##### Data listing
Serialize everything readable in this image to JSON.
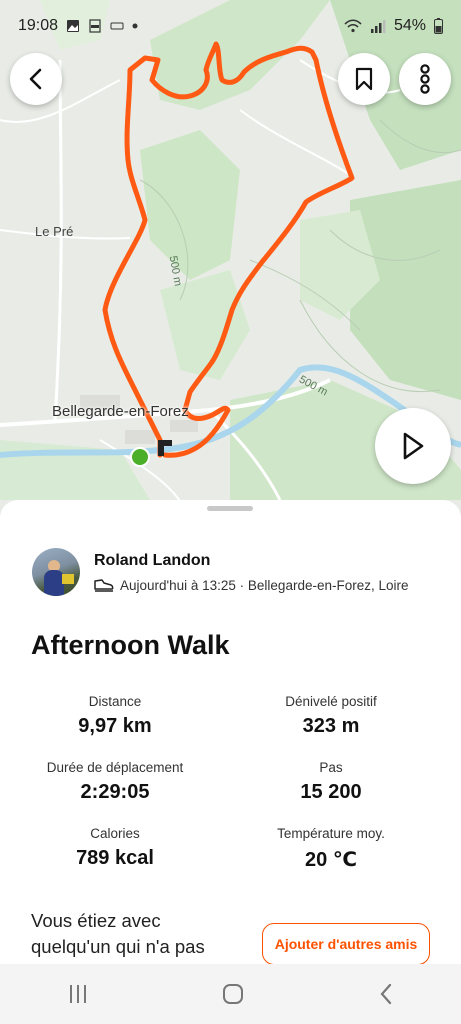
{
  "status_bar": {
    "time": "19:08",
    "battery": "54%"
  },
  "map": {
    "labels": {
      "place_1": "Le Pré",
      "town": "Bellegarde-en-Forez",
      "contour_1": "500 m",
      "contour_2": "500 m"
    },
    "route_color": "#ff5a14",
    "start_color": "#4caf2a"
  },
  "athlete": {
    "name": "Roland Landon",
    "meta": "Aujourd'hui à 13:25 · Bellegarde-en-Forez, Loire",
    "activity_icon": "walking-shoe-icon"
  },
  "activity": {
    "title": "Afternoon Walk"
  },
  "stats": [
    {
      "label": "Distance",
      "value": "9,97 km"
    },
    {
      "label": "Dénivelé positif",
      "value": "323 m"
    },
    {
      "label": "Durée de déplacement",
      "value": "2:29:05"
    },
    {
      "label": "Pas",
      "value": "15 200"
    },
    {
      "label": "Calories",
      "value": "789 kcal"
    },
    {
      "label": "Température moy.",
      "value": "20 ℃"
    }
  ],
  "together": {
    "text": "Vous étiez avec quelqu'un qui n'a pas",
    "button_label": "Ajouter d'autres amis",
    "accent": "#fc5200"
  }
}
##########
### Exercise brief
Restate the data above word for word. Skip every picture.

### Written response
Serialize everything readable in this image to JSON.
{
  "status_bar": {
    "time": "19:08",
    "battery": "54%"
  },
  "map": {
    "labels": {
      "place_1": "Le Pré",
      "town": "Bellegarde-en-Forez",
      "contour_1": "500 m",
      "contour_2": "500 m"
    },
    "route_color": "#ff5a14",
    "start_color": "#4caf2a"
  },
  "athlete": {
    "name": "Roland Landon",
    "meta": "Aujourd'hui à 13:25 · Bellegarde-en-Forez, Loire",
    "activity_icon": "walking-shoe-icon"
  },
  "activity": {
    "title": "Afternoon Walk"
  },
  "stats": [
    {
      "label": "Distance",
      "value": "9,97 km"
    },
    {
      "label": "Dénivelé positif",
      "value": "323 m"
    },
    {
      "label": "Durée de déplacement",
      "value": "2:29:05"
    },
    {
      "label": "Pas",
      "value": "15 200"
    },
    {
      "label": "Calories",
      "value": "789 kcal"
    },
    {
      "label": "Température moy.",
      "value": "20 ℃"
    }
  ],
  "together": {
    "text": "Vous étiez avec quelqu'un qui n'a pas",
    "button_label": "Ajouter d'autres amis",
    "accent": "#fc5200"
  }
}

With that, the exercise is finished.